#### Instruction
Locate every line below that contains the word "color" and copy it.

#### Recorded data
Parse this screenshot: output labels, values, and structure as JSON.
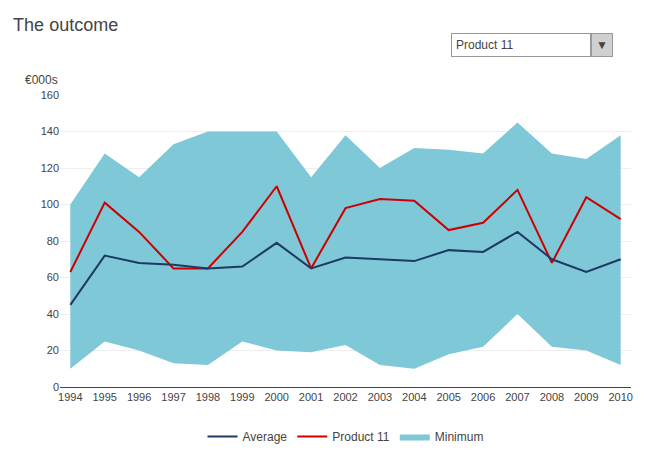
{
  "chart_data": {
    "type": "line",
    "title": "The outcome",
    "ylabel": "€000s",
    "annotations": [
      "Product 11",
      "▼"
    ],
    "x": [
      1994,
      1995,
      1996,
      1997,
      1998,
      1999,
      2000,
      2001,
      2002,
      2003,
      2004,
      2005,
      2006,
      2007,
      2008,
      2009,
      2010
    ],
    "series": [
      {
        "name": "Minimum",
        "type": "band",
        "color": "#7EC8D8",
        "values": [
          10,
          25,
          20,
          13,
          12,
          25,
          20,
          19,
          23,
          12,
          10,
          18,
          22,
          40,
          22,
          20,
          12
        ],
        "upper": [
          100,
          128,
          115,
          133,
          140,
          140,
          140,
          115,
          138,
          120,
          131,
          130,
          128,
          145,
          128,
          125,
          138
        ]
      },
      {
        "name": "Product 11",
        "type": "line",
        "color": "#CC0000",
        "values": [
          63,
          101,
          85,
          65,
          65,
          85,
          110,
          65,
          98,
          103,
          102,
          86,
          90,
          108,
          68,
          104,
          92
        ]
      },
      {
        "name": "Average",
        "type": "line",
        "color": "#1F3864",
        "values": [
          45,
          72,
          68,
          67,
          65,
          66,
          79,
          65,
          71,
          70,
          69,
          75,
          74,
          85,
          70,
          63,
          70
        ]
      }
    ],
    "xlim": [
      1993.7,
      2010.3
    ],
    "xticks": [
      1994,
      1995,
      1996,
      1997,
      1998,
      1999,
      2000,
      2001,
      2002,
      2003,
      2004,
      2005,
      2006,
      2007,
      2008,
      2009,
      2010
    ],
    "ylim": [
      0,
      160
    ],
    "yticks": [
      0,
      20,
      40,
      60,
      80,
      100,
      120,
      140,
      160
    ],
    "grid": "y",
    "legend": "bottom"
  }
}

#### Answer to this task
        "color": "#7EC8D8",
        "color": "#CC0000",
        "color": "#1F3864",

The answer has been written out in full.